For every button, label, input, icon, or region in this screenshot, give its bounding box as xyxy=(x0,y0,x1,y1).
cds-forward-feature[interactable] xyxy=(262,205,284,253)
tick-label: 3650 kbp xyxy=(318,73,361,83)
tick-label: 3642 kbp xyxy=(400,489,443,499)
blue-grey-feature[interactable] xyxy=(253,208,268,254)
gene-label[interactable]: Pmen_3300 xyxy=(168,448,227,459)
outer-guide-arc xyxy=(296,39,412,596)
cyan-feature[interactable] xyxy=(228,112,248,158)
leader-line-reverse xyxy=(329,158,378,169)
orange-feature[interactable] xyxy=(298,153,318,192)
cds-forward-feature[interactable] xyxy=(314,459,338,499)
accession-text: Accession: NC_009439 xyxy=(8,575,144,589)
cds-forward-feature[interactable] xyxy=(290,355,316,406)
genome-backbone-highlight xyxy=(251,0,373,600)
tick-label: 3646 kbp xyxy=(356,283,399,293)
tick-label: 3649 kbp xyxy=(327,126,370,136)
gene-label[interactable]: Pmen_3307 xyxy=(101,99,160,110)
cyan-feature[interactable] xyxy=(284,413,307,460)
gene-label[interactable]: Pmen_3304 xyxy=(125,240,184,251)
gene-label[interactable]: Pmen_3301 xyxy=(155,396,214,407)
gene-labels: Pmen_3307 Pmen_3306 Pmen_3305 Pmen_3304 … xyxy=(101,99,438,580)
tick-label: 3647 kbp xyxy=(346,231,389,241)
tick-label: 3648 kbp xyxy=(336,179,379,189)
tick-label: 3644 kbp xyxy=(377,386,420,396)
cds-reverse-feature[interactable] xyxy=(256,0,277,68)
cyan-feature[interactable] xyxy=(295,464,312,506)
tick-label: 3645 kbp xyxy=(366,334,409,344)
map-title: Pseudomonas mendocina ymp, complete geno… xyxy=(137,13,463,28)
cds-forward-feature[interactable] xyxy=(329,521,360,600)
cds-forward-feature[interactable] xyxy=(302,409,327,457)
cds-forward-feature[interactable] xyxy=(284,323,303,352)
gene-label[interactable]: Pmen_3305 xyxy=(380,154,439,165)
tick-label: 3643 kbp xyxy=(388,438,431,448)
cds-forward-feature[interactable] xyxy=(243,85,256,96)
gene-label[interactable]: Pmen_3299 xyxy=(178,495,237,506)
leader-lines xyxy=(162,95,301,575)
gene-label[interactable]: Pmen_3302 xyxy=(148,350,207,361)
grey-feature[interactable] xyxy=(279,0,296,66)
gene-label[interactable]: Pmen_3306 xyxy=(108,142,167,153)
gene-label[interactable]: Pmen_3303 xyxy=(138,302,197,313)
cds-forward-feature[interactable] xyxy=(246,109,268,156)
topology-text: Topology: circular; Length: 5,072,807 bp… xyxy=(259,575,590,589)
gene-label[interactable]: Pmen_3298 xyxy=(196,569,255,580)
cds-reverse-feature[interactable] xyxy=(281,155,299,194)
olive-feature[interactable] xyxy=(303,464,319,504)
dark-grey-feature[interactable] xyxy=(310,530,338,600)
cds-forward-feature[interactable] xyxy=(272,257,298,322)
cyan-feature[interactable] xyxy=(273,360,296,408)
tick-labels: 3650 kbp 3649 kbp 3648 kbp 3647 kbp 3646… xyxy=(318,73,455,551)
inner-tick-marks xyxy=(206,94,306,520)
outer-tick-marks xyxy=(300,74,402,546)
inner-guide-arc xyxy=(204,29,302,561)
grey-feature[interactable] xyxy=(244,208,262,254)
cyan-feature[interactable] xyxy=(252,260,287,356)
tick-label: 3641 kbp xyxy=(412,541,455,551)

◆ The task ◆
Please repeat the whole listing above, keeping every line exactly as it reads.

◆ Exercise output ◆
For every button, label, input, icon, or region in this screenshot, give its bounding box as xyxy=(x0,y0,x1,y1).
cds-forward-feature[interactable] xyxy=(262,205,284,253)
tick-label: 3650 kbp xyxy=(318,73,361,83)
tick-label: 3642 kbp xyxy=(400,489,443,499)
blue-grey-feature[interactable] xyxy=(253,208,268,254)
gene-label[interactable]: Pmen_3300 xyxy=(168,448,227,459)
outer-guide-arc xyxy=(296,39,412,596)
cyan-feature[interactable] xyxy=(228,112,248,158)
leader-line-reverse xyxy=(329,158,378,169)
orange-feature[interactable] xyxy=(298,153,318,192)
cds-forward-feature[interactable] xyxy=(314,459,338,499)
accession-text: Accession: NC_009439 xyxy=(8,575,144,589)
cds-forward-feature[interactable] xyxy=(290,355,316,406)
genome-backbone-highlight xyxy=(251,0,373,600)
tick-label: 3646 kbp xyxy=(356,283,399,293)
tick-label: 3649 kbp xyxy=(327,126,370,136)
gene-label[interactable]: Pmen_3307 xyxy=(101,99,160,110)
cyan-feature[interactable] xyxy=(284,413,307,460)
gene-label[interactable]: Pmen_3304 xyxy=(125,240,184,251)
gene-label[interactable]: Pmen_3301 xyxy=(155,396,214,407)
gene-labels: Pmen_3307 Pmen_3306 Pmen_3305 Pmen_3304 … xyxy=(101,99,438,580)
tick-label: 3647 kbp xyxy=(346,231,389,241)
tick-label: 3648 kbp xyxy=(336,179,379,189)
tick-label: 3644 kbp xyxy=(377,386,420,396)
cds-reverse-feature[interactable] xyxy=(256,0,277,68)
cyan-feature[interactable] xyxy=(295,464,312,506)
tick-label: 3645 kbp xyxy=(366,334,409,344)
map-title: Pseudomonas mendocina ymp, complete geno… xyxy=(137,13,463,28)
cds-forward-feature[interactable] xyxy=(329,521,360,600)
cds-forward-feature[interactable] xyxy=(302,409,327,457)
cds-forward-feature[interactable] xyxy=(284,323,303,352)
gene-label[interactable]: Pmen_3305 xyxy=(380,154,439,165)
tick-label: 3643 kbp xyxy=(388,438,431,448)
cds-forward-feature[interactable] xyxy=(243,85,256,96)
gene-label[interactable]: Pmen_3299 xyxy=(178,495,237,506)
leader-lines xyxy=(162,95,301,575)
gene-label[interactable]: Pmen_3302 xyxy=(148,350,207,361)
grey-feature[interactable] xyxy=(279,0,296,66)
gene-label[interactable]: Pmen_3306 xyxy=(108,142,167,153)
gene-label[interactable]: Pmen_3303 xyxy=(138,302,197,313)
cds-forward-feature[interactable] xyxy=(246,109,268,156)
topology-text: Topology: circular; Length: 5,072,807 bp… xyxy=(259,575,590,589)
gene-label[interactable]: Pmen_3298 xyxy=(196,569,255,580)
cds-reverse-feature[interactable] xyxy=(281,155,299,194)
olive-feature[interactable] xyxy=(303,464,319,504)
dark-grey-feature[interactable] xyxy=(310,530,338,600)
cds-forward-feature[interactable] xyxy=(272,257,298,322)
cyan-feature[interactable] xyxy=(273,360,296,408)
tick-labels: 3650 kbp 3649 kbp 3648 kbp 3647 kbp 3646… xyxy=(318,73,455,551)
inner-tick-marks xyxy=(206,94,306,520)
outer-tick-marks xyxy=(300,74,402,546)
inner-guide-arc xyxy=(204,29,302,561)
grey-feature[interactable] xyxy=(244,208,262,254)
cyan-feature[interactable] xyxy=(252,260,287,356)
tick-label: 3641 kbp xyxy=(412,541,455,551)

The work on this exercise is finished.